### What is being asked
Copy out the listing that follows, exact in every word, and skip the images.

++++ Entries ++++

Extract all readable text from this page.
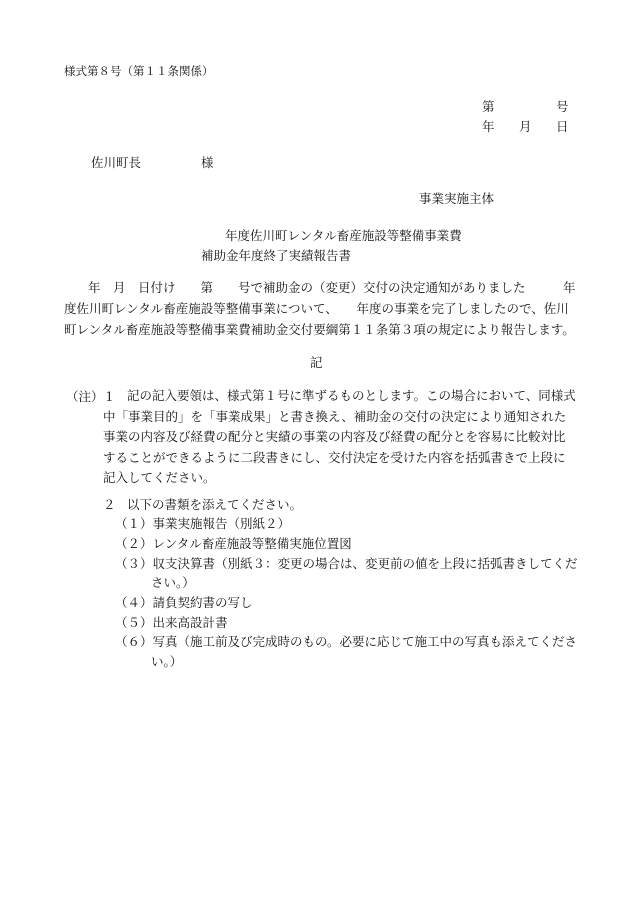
様式第８号（第１１条関係）
第	号
年 月 日
佐川町長	様
事業実施主体
年度佐川町レンタル畜産施設等整備事業費
補助金年度終了実績報告書
年　月　日付け　　第　　号で補助金の（変更）交付の決定通知がありました　　　年
度佐川町レンタル畜産施設等整備事業について、　　年度の事業を完了しましたので、佐川
町レンタル畜産施設等整備事業費補助金交付要綱第１１条第３項の規定により報告します。
記
（注） １ 記の記入要領は、様式第１号に準ずるものとします。この場合において、同様式
中「事業目的」を「事業成果」と書き換え、補助金の交付の決定により通知された
事業の内容及び経費の配分と実績の事業の内容及び経費の配分とを容易に比較対比
することができるように二段書きにし、交付決定を受けた内容を括弧書きで上段に
記入してください。
２ 以下の書類を添えてください。
（１）事業実施報告（別紙２）
（２）レンタル畜産施設等整備実施位置図
（３）収支決算書（別紙３：変更の場合は、変更前の値を上段に括弧書きしてくだ
さい。）
（４）請負契約書の写し
（５）出来高設計書
（６）写真（施工前及び完成時のもの。必要に応じて施工中の写真も添えてくださ
い。）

++++

### In response
Extract all readable text from this page.
様式第８号（第１１条関係）
第	号
年 月 日
佐川町長	様
事業実施主体
年度佐川町レンタル畜産施設等整備事業費
補助金年度終了実績報告書
年　月　日付け　　第　　号で補助金の（変更）交付の決定通知がありました　　　年
度佐川町レンタル畜産施設等整備事業について、　　年度の事業を完了しましたので、佐川
町レンタル畜産施設等整備事業費補助金交付要綱第１１条第３項の規定により報告します。
記
（注） １ 記の記入要領は、様式第１号に準ずるものとします。この場合において、同様式
中「事業目的」を「事業成果」と書き換え、補助金の交付の決定により通知された
事業の内容及び経費の配分と実績の事業の内容及び経費の配分とを容易に比較対比
することができるように二段書きにし、交付決定を受けた内容を括弧書きで上段に
記入してください。
２ 以下の書類を添えてください。
（１）事業実施報告（別紙２）
（２）レンタル畜産施設等整備実施位置図
（３）収支決算書（別紙３：変更の場合は、変更前の値を上段に括弧書きしてくだ
さい。）
（４）請負契約書の写し
（５）出来高設計書
（６）写真（施工前及び完成時のもの。必要に応じて施工中の写真も添えてくださ
い。）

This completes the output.